→ WHAT NEEDS TO BE DONE: Below are some records. Copy every line in them that holds "name".

Dataset entries on figures
-- -- --

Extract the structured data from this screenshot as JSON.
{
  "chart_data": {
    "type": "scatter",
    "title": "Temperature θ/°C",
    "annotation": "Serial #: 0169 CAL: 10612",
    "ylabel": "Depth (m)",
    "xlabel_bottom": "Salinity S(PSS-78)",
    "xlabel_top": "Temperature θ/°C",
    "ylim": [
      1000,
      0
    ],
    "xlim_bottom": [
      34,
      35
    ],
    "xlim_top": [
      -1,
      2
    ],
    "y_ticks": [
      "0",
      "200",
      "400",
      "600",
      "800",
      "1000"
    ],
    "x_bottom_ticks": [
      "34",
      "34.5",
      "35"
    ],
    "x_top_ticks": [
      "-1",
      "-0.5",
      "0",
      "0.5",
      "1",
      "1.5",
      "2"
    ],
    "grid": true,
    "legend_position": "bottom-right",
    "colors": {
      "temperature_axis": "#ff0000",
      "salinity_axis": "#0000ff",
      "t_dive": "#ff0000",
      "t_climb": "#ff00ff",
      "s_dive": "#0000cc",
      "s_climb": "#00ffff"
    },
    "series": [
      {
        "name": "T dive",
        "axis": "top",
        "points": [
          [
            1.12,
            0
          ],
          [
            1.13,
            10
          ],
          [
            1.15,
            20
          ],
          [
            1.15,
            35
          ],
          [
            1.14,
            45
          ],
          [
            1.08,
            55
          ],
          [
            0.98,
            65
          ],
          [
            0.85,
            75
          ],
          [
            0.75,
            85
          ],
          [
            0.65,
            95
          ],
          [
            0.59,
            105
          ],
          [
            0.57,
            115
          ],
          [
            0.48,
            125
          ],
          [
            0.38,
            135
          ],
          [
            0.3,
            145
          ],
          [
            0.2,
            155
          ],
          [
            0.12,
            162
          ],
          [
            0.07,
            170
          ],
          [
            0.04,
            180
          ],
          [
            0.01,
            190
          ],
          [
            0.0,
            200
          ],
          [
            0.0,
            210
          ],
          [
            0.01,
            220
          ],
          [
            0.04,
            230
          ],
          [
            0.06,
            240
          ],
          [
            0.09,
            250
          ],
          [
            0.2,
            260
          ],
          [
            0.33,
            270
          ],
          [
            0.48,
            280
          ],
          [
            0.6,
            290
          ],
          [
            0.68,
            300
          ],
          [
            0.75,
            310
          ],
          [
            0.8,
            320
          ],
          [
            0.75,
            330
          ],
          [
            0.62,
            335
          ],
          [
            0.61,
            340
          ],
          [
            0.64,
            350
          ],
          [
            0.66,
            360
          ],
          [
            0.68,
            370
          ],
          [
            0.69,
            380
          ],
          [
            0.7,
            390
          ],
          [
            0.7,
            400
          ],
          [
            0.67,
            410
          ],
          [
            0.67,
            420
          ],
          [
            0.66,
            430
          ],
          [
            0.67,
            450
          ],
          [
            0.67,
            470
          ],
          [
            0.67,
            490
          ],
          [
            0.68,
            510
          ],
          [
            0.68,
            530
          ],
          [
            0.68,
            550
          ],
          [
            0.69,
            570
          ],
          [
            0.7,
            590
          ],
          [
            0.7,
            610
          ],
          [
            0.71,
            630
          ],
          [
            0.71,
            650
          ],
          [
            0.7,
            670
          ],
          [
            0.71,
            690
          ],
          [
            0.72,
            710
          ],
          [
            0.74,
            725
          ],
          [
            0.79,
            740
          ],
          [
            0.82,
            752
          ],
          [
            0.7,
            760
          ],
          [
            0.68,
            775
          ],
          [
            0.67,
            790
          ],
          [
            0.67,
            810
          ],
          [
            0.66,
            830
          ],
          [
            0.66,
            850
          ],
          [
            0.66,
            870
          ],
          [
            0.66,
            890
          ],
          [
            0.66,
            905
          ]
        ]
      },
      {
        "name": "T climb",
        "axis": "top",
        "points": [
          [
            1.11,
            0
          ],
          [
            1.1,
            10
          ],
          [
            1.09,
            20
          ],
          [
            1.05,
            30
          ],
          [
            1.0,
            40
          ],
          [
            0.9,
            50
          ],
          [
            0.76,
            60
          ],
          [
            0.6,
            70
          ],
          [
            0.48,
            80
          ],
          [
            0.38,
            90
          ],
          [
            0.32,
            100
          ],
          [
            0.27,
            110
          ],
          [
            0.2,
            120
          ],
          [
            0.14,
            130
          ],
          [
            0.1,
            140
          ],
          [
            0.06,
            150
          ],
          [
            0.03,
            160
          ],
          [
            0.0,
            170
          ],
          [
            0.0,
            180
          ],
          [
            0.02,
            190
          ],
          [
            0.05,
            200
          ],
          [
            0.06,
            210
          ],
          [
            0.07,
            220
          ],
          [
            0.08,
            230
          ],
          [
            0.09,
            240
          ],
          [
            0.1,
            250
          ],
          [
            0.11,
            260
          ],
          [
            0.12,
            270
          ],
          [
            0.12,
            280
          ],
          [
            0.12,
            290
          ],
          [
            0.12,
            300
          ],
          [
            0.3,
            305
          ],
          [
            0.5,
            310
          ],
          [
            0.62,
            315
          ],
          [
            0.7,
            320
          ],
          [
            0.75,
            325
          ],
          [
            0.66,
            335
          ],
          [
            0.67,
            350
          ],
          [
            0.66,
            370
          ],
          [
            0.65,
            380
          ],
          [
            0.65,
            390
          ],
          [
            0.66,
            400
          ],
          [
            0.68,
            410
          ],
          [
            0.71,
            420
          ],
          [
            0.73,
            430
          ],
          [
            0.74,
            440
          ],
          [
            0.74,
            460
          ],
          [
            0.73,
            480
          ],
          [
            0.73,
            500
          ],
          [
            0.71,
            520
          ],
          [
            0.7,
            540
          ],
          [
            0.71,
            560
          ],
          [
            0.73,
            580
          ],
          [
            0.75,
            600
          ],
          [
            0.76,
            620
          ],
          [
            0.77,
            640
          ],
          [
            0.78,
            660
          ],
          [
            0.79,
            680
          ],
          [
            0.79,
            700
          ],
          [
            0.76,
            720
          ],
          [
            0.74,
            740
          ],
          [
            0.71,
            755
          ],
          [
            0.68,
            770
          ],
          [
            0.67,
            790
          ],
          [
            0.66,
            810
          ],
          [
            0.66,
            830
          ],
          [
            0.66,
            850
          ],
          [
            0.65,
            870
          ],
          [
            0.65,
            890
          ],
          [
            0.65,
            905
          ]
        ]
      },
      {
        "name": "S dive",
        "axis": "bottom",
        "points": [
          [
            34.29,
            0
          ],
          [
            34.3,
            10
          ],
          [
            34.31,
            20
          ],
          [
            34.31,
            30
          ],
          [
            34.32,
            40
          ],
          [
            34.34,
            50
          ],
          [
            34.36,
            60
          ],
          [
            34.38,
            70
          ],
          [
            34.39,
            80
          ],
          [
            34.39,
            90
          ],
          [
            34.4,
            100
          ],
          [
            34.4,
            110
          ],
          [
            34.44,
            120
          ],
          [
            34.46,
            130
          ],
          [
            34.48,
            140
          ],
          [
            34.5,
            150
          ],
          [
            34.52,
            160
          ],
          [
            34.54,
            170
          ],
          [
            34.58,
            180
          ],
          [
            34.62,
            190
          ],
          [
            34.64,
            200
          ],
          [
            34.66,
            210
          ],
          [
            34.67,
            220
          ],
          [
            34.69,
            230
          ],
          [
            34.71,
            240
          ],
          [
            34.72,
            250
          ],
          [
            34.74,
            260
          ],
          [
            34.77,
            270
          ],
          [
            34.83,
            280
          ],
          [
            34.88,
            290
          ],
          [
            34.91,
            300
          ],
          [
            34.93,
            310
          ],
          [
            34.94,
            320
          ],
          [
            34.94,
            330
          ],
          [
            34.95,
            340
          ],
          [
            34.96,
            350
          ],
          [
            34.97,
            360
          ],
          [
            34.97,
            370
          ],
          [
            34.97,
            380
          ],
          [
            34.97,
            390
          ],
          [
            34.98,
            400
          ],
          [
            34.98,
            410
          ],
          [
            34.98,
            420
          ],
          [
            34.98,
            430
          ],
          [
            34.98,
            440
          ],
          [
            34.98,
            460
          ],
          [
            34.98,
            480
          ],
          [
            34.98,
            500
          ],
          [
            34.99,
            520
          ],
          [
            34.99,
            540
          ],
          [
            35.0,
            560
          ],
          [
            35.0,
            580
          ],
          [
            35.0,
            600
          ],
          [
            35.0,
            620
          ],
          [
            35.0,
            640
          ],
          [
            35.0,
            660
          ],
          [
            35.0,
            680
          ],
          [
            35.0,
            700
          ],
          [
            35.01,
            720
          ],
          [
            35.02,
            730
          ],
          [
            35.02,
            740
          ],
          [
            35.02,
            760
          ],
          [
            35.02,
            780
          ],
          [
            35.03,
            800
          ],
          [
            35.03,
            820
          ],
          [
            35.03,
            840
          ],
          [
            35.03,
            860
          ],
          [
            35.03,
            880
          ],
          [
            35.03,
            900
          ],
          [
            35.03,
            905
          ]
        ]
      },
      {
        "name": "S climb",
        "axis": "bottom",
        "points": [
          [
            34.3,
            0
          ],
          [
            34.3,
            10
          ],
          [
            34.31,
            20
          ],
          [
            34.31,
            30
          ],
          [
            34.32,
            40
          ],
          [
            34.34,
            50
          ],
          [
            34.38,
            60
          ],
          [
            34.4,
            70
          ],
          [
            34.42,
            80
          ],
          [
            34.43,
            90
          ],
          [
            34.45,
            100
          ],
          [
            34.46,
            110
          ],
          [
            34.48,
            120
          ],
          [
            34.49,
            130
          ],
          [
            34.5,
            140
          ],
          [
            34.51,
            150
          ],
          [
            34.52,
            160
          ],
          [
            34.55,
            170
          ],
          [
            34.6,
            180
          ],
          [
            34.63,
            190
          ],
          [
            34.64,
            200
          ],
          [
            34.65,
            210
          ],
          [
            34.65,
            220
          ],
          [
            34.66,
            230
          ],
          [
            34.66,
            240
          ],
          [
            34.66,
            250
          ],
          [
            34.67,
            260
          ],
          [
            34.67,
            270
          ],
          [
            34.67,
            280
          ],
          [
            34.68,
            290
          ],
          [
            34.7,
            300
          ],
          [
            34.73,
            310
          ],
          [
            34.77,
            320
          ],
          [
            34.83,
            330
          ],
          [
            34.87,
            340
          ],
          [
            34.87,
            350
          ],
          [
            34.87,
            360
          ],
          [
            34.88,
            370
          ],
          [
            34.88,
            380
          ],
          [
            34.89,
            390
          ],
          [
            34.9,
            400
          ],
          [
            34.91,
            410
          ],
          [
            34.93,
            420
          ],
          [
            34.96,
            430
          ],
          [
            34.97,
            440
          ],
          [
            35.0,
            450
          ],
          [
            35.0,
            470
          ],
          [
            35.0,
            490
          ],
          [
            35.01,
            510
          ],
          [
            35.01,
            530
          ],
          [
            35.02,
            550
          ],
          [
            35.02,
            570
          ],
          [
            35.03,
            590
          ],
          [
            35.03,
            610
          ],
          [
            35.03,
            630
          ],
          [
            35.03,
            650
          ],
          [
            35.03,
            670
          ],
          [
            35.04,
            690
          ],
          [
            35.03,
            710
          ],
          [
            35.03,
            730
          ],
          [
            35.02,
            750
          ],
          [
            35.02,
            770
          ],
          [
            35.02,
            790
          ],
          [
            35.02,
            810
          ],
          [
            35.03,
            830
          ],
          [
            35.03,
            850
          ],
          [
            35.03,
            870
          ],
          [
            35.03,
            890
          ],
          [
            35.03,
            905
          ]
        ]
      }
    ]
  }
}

-- -- --

→ FINISHED TASK:
        "name": "T dive",
        "name": "T climb",
        "name": "S dive",
        "name": "S climb",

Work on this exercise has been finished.